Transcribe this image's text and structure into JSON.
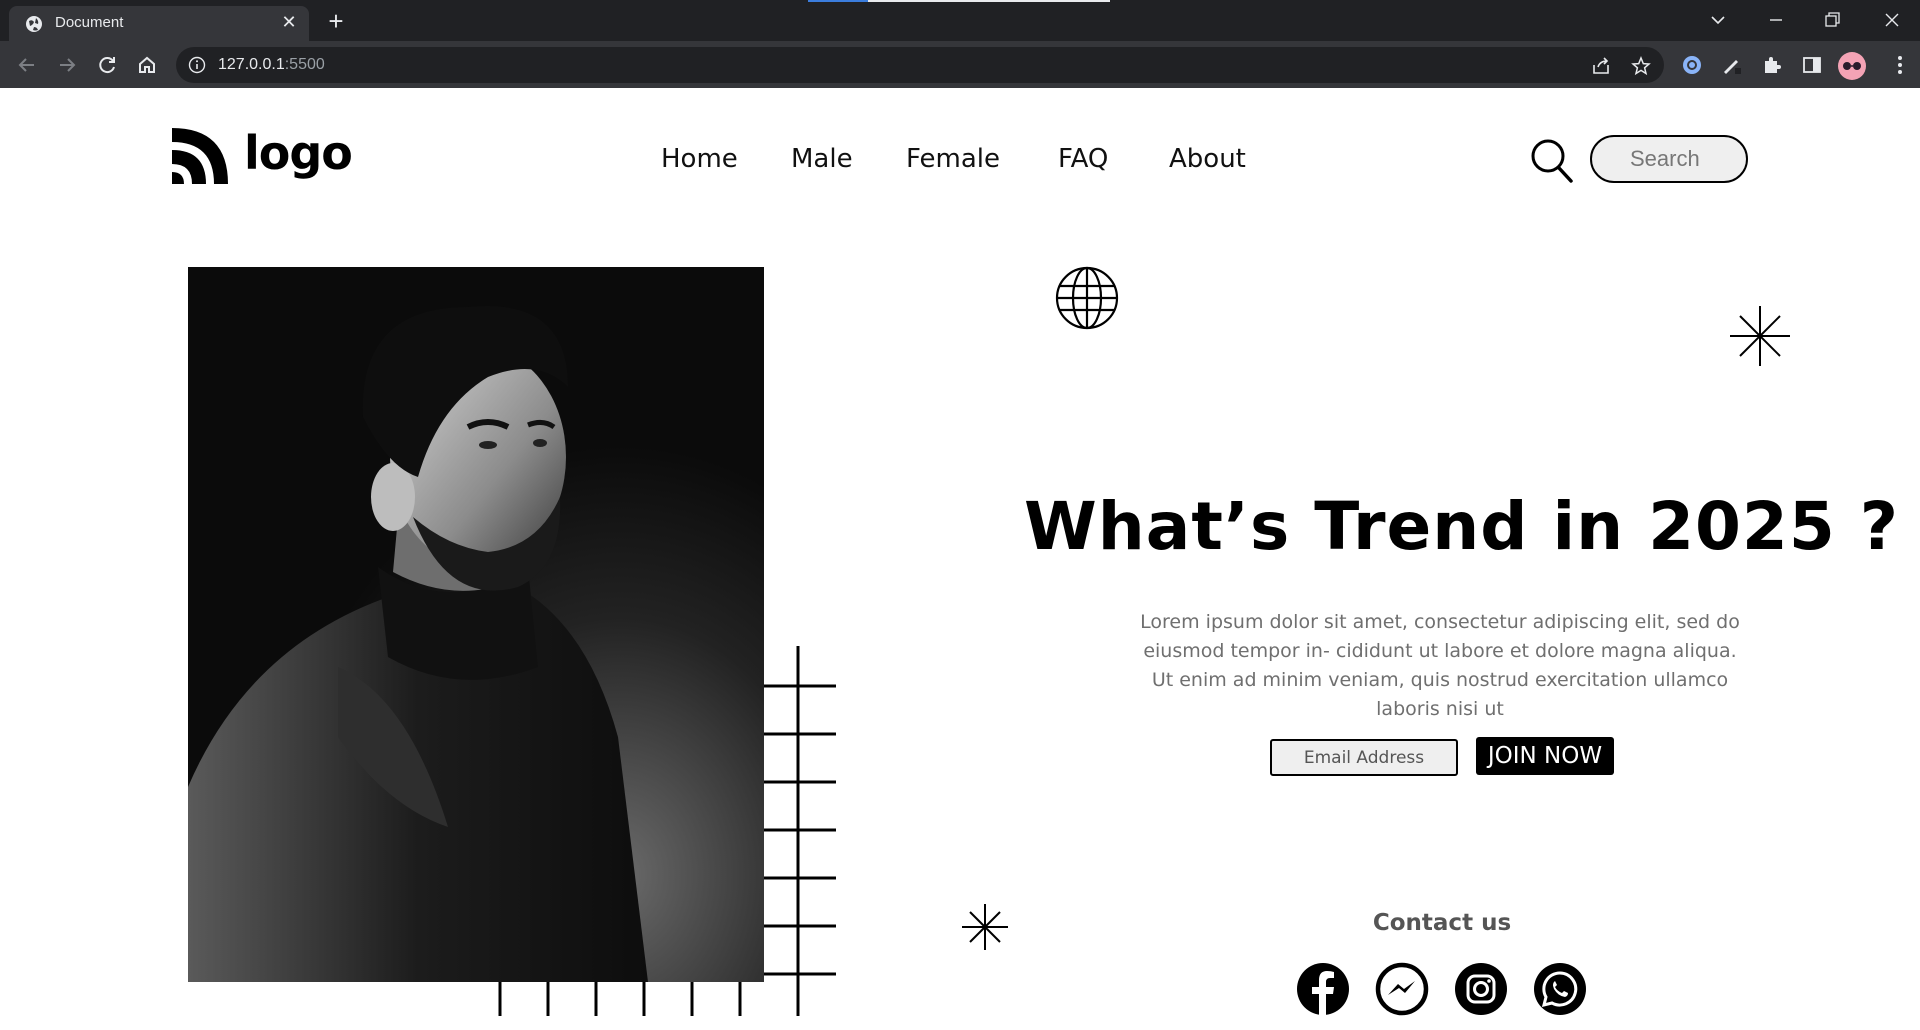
{
  "browser": {
    "tab_title": "Document",
    "tab_close": "✕",
    "new_tab": "+",
    "url_host": "127.0.0.1",
    "url_port": ":5500"
  },
  "header": {
    "logo_text": "logo",
    "nav": [
      "Home",
      "Male",
      "Female",
      "FAQ",
      "About"
    ],
    "search_placeholder": "Search"
  },
  "hero": {
    "headline": "What’s Trend in 2025 ?",
    "lead": "Lorem ipsum dolor sit amet, consectetur adipiscing elit, sed do eiusmod tempor in- cididunt ut labore et dolore magna aliqua. Ut enim ad minim veniam, quis nostrud exercitation ullamco laboris nisi ut",
    "email_placeholder": "Email Address",
    "join_label": "JOIN NOW"
  },
  "contact": {
    "title": "Contact us",
    "socials": [
      "facebook-icon",
      "messenger-icon",
      "instagram-icon",
      "whatsapp-icon"
    ]
  },
  "colors": {
    "chrome_dark": "#202124",
    "chrome_toolbar": "#35363a",
    "text_primary": "#000000",
    "text_muted": "#6f6f6f",
    "input_bg": "#efefef"
  }
}
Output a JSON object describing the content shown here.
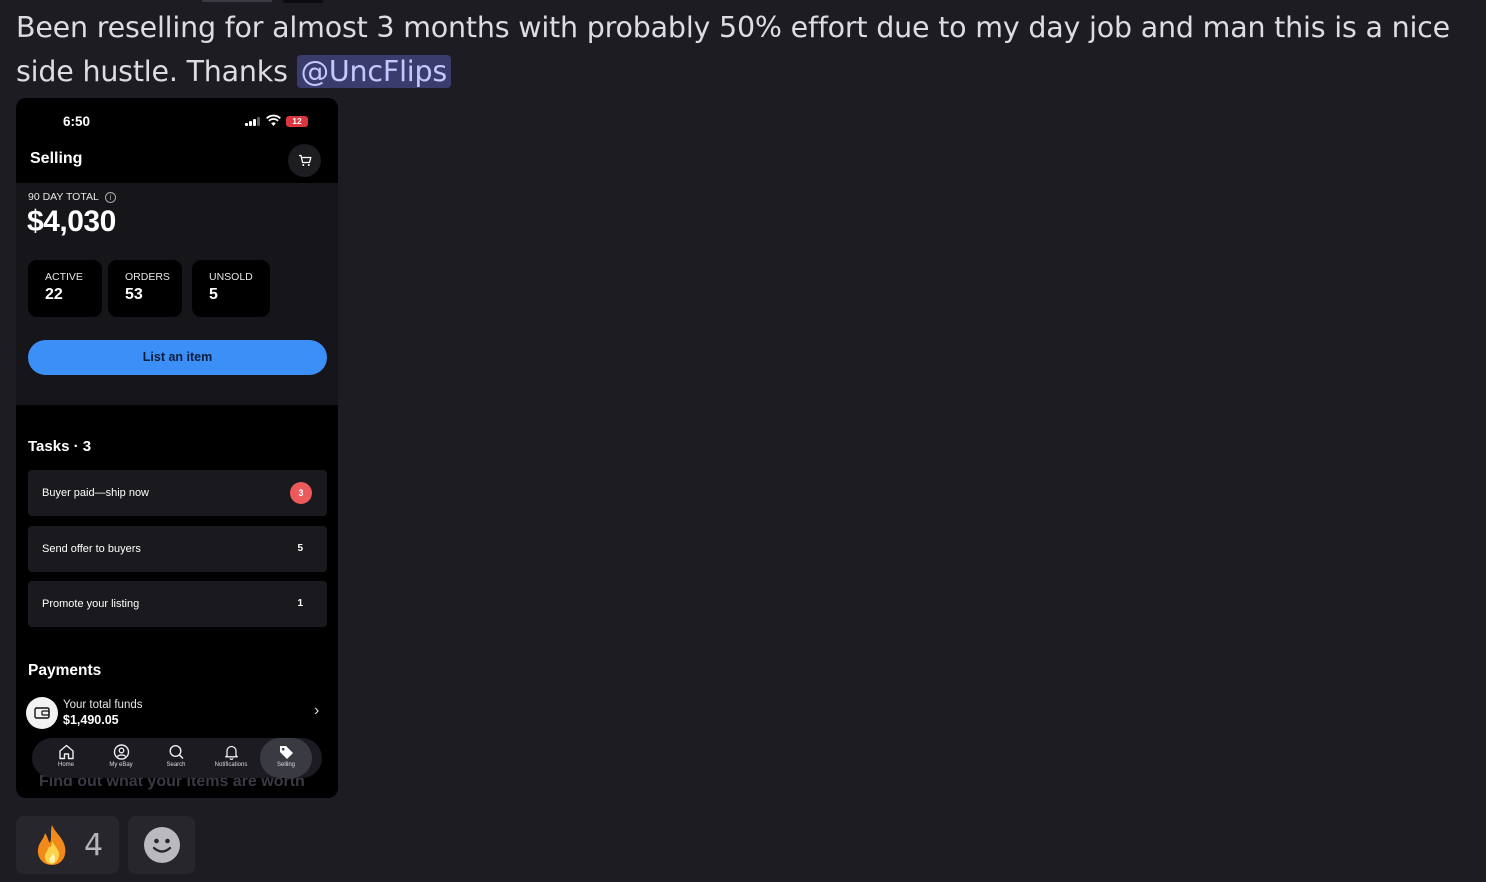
{
  "message": {
    "text": "Been reselling for almost 3 months with probably 50% effort due to my day job and man this is a nice side hustle. Thanks",
    "mention": "@UncFlips"
  },
  "phone": {
    "status": {
      "time": "6:50",
      "battery": "12"
    },
    "header": {
      "title": "Selling",
      "cart_icon": "cart-icon"
    },
    "summary": {
      "label": "90 DAY TOTAL",
      "amount": "$4,030",
      "stats": [
        {
          "label": "ACTIVE",
          "value": "22"
        },
        {
          "label": "ORDERS",
          "value": "53"
        },
        {
          "label": "UNSOLD",
          "value": "5"
        }
      ],
      "cta": "List an item"
    },
    "tasks": {
      "title": "Tasks · 3",
      "items": [
        {
          "label": "Buyer paid—ship now",
          "count": "3"
        },
        {
          "label": "Send offer to buyers",
          "count": "5"
        },
        {
          "label": "Promote your listing",
          "count": "1"
        }
      ]
    },
    "payments": {
      "title": "Payments",
      "funds_label": "Your total funds",
      "funds_value": "$1,490.05"
    },
    "promo": "Find out what your items are worth",
    "tabs": [
      {
        "label": "Home",
        "icon": "home-icon"
      },
      {
        "label": "My eBay",
        "icon": "user-circle-icon"
      },
      {
        "label": "Search",
        "icon": "search-icon"
      },
      {
        "label": "Notifications",
        "icon": "bell-icon"
      },
      {
        "label": "Selling",
        "icon": "tag-icon",
        "active": true
      }
    ]
  },
  "reactions": {
    "fire": {
      "emoji": "fire-emoji",
      "count": "4"
    },
    "add": {
      "icon": "smiley-icon"
    }
  }
}
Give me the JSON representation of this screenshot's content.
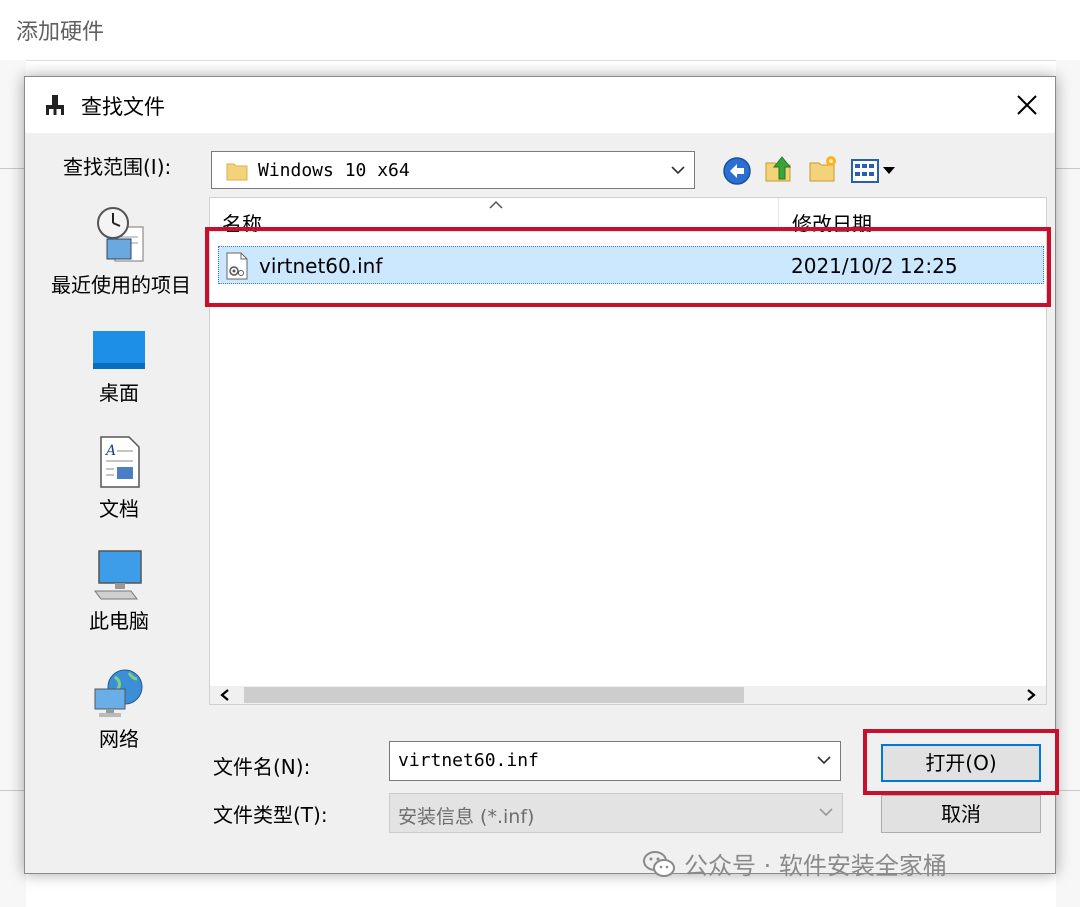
{
  "parent_window": {
    "title": "添加硬件"
  },
  "dialog": {
    "title": "查找文件",
    "close_icon": "close-icon",
    "look_in": {
      "label": "查找范围(I):",
      "value": "Windows 10 x64"
    },
    "toolbar": [
      "back-icon",
      "up-folder-icon",
      "new-folder-icon",
      "view-menu-icon"
    ],
    "places": [
      {
        "label": "最近使用的项目",
        "icon": "recent-items-icon"
      },
      {
        "label": "桌面",
        "icon": "desktop-icon"
      },
      {
        "label": "文档",
        "icon": "documents-icon"
      },
      {
        "label": "此电脑",
        "icon": "this-pc-icon"
      },
      {
        "label": "网络",
        "icon": "network-icon"
      }
    ],
    "file_list": {
      "columns": {
        "name": "名称",
        "date": "修改日期"
      },
      "files": [
        {
          "name": "virtnet60.inf",
          "modified": "2021/10/2 12:25",
          "icon": "setup-info-file-icon",
          "selected": true
        }
      ]
    },
    "file_name": {
      "label": "文件名(N):",
      "value": "virtnet60.inf"
    },
    "file_type": {
      "label": "文件类型(T):",
      "value": "安装信息 (*.inf)"
    },
    "buttons": {
      "open": "打开(O)",
      "cancel": "取消"
    },
    "highlight_color": "#c8102e",
    "selection_color": "#cce8ff"
  },
  "watermark": {
    "text": "公众号 · 软件安装全家桶"
  }
}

+ + + +

Write out each line again precisely as it appears, skipping every picture.

Transcribe this image's text and structure into JSON.
{
  "browser": {
    "tab_title": "Document",
    "tab_close": "✕",
    "new_tab": "+",
    "url_host": "127.0.0.1",
    "url_port": ":5500"
  },
  "header": {
    "logo_text": "logo",
    "nav": [
      "Home",
      "Male",
      "Female",
      "FAQ",
      "About"
    ],
    "search_placeholder": "Search"
  },
  "hero": {
    "headline": "What’s Trend in 2025 ?",
    "lead": "Lorem ipsum dolor sit amet, consectetur adipiscing elit, sed do eiusmod tempor in- cididunt ut labore et dolore magna aliqua. Ut enim ad minim veniam, quis nostrud exercitation ullamco laboris nisi ut",
    "email_placeholder": "Email Address",
    "join_label": "JOIN NOW"
  },
  "contact": {
    "title": "Contact us",
    "socials": [
      "facebook-icon",
      "messenger-icon",
      "instagram-icon",
      "whatsapp-icon"
    ]
  },
  "colors": {
    "chrome_dark": "#202124",
    "chrome_toolbar": "#35363a",
    "text_primary": "#000000",
    "text_muted": "#6f6f6f",
    "input_bg": "#efefef"
  }
}
Output a JSON object describing the content shown here.
{
  "message": {
    "text": "Been reselling for almost 3 months with probably 50% effort due to my day job and man this is a nice side hustle. Thanks",
    "mention": "@UncFlips"
  },
  "phone": {
    "status": {
      "time": "6:50",
      "battery": "12"
    },
    "header": {
      "title": "Selling",
      "cart_icon": "cart-icon"
    },
    "summary": {
      "label": "90 DAY TOTAL",
      "amount": "$4,030",
      "stats": [
        {
          "label": "ACTIVE",
          "value": "22"
        },
        {
          "label": "ORDERS",
          "value": "53"
        },
        {
          "label": "UNSOLD",
          "value": "5"
        }
      ],
      "cta": "List an item"
    },
    "tasks": {
      "title": "Tasks · 3",
      "items": [
        {
          "label": "Buyer paid—ship now",
          "count": "3"
        },
        {
          "label": "Send offer to buyers",
          "count": "5"
        },
        {
          "label": "Promote your listing",
          "count": "1"
        }
      ]
    },
    "payments": {
      "title": "Payments",
      "funds_label": "Your total funds",
      "funds_value": "$1,490.05"
    },
    "promo": "Find out what your items are worth",
    "tabs": [
      {
        "label": "Home",
        "icon": "home-icon"
      },
      {
        "label": "My eBay",
        "icon": "user-circle-icon"
      },
      {
        "label": "Search",
        "icon": "search-icon"
      },
      {
        "label": "Notifications",
        "icon": "bell-icon"
      },
      {
        "label": "Selling",
        "icon": "tag-icon",
        "active": true
      }
    ]
  },
  "reactions": {
    "fire": {
      "emoji": "fire-emoji",
      "count": "4"
    },
    "add": {
      "icon": "smiley-icon"
    }
  }
}
Give me the JSON representation of this screenshot's content.
{
  "parent_window": {
    "title": "添加硬件"
  },
  "dialog": {
    "title": "查找文件",
    "close_icon": "close-icon",
    "look_in": {
      "label": "查找范围(I):",
      "value": "Windows 10 x64"
    },
    "toolbar": [
      "back-icon",
      "up-folder-icon",
      "new-folder-icon",
      "view-menu-icon"
    ],
    "places": [
      {
        "label": "最近使用的项目",
        "icon": "recent-items-icon"
      },
      {
        "label": "桌面",
        "icon": "desktop-icon"
      },
      {
        "label": "文档",
        "icon": "documents-icon"
      },
      {
        "label": "此电脑",
        "icon": "this-pc-icon"
      },
      {
        "label": "网络",
        "icon": "network-icon"
      }
    ],
    "file_list": {
      "columns": {
        "name": "名称",
        "date": "修改日期"
      },
      "files": [
        {
          "name": "virtnet60.inf",
          "modified": "2021/10/2 12:25",
          "icon": "setup-info-file-icon",
          "selected": true
        }
      ]
    },
    "file_name": {
      "label": "文件名(N):",
      "value": "virtnet60.inf"
    },
    "file_type": {
      "label": "文件类型(T):",
      "value": "安装信息 (*.inf)"
    },
    "buttons": {
      "open": "打开(O)",
      "cancel": "取消"
    },
    "highlight_color": "#c8102e",
    "selection_color": "#cce8ff"
  },
  "watermark": {
    "text": "公众号 · 软件安装全家桶"
  }
}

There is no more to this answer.